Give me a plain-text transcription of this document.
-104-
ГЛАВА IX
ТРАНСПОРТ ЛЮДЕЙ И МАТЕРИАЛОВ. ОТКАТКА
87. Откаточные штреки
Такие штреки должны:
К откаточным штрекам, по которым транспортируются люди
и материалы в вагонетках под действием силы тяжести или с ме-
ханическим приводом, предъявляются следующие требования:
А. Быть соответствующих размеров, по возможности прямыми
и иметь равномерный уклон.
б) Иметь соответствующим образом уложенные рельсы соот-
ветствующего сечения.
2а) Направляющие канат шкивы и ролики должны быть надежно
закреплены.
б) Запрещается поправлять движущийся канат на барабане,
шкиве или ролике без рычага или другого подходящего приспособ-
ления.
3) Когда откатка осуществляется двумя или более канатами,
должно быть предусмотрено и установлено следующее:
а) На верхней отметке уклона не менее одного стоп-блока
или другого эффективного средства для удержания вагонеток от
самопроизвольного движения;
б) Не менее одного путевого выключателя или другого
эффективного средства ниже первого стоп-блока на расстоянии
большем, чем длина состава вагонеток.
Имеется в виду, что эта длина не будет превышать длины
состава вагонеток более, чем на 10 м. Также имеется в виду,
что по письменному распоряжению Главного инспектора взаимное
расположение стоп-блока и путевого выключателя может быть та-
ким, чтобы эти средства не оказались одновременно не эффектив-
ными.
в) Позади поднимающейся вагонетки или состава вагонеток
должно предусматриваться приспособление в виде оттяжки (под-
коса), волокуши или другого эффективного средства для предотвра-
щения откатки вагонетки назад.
━━━━━━━━━━━━━━━━━━━━
**Objective**
Repeat the material above in full, quoting it exactly.

**Result for this task**
Give me a plain-text transcription of this document.
-104-
ГЛАВА IX
ТРАНСПОРТ ЛЮДЕЙ И МАТЕРИАЛОВ. ОТКАТКА
87. Откаточные штреки
Такие штреки должны:
К откаточным штрекам, по которым транспортируются люди
и материалы в вагонетках под действием силы тяжести или с ме-
ханическим приводом, предъявляются следующие требования:
А. Быть соответствующих размеров, по возможности прямыми
и иметь равномерный уклон.
б) Иметь соответствующим образом уложенные рельсы соот-
ветствующего сечения.
2а) Направляющие канат шкивы и ролики должны быть надежно
закреплены.
б) Запрещается поправлять движущийся канат на барабане,
шкиве или ролике без рычага или другого подходящего приспособ-
ления.
3) Когда откатка осуществляется двумя или более канатами,
должно быть предусмотрено и установлено следующее:
а) На верхней отметке уклона не менее одного стоп-блока
или другого эффективного средства для удержания вагонеток от
самопроизвольного движения;
б) Не менее одного путевого выключателя или другого
эффективного средства ниже первого стоп-блока на расстоянии
большем, чем длина состава вагонеток.
Имеется в виду, что эта длина не будет превышать длины
состава вагонеток более, чем на 10 м. Также имеется в виду,
что по письменному распоряжению Главного инспектора взаимное
расположение стоп-блока и путевого выключателя может быть та-
ким, чтобы эти средства не оказались одновременно не эффектив-
ными.
в) Позади поднимающейся вагонетки или состава вагонеток
должно предусматриваться приспособление в виде оттяжки (под-
коса), волокуши или другого эффективного средства для предотвра-
щения откатки вагонетки назад.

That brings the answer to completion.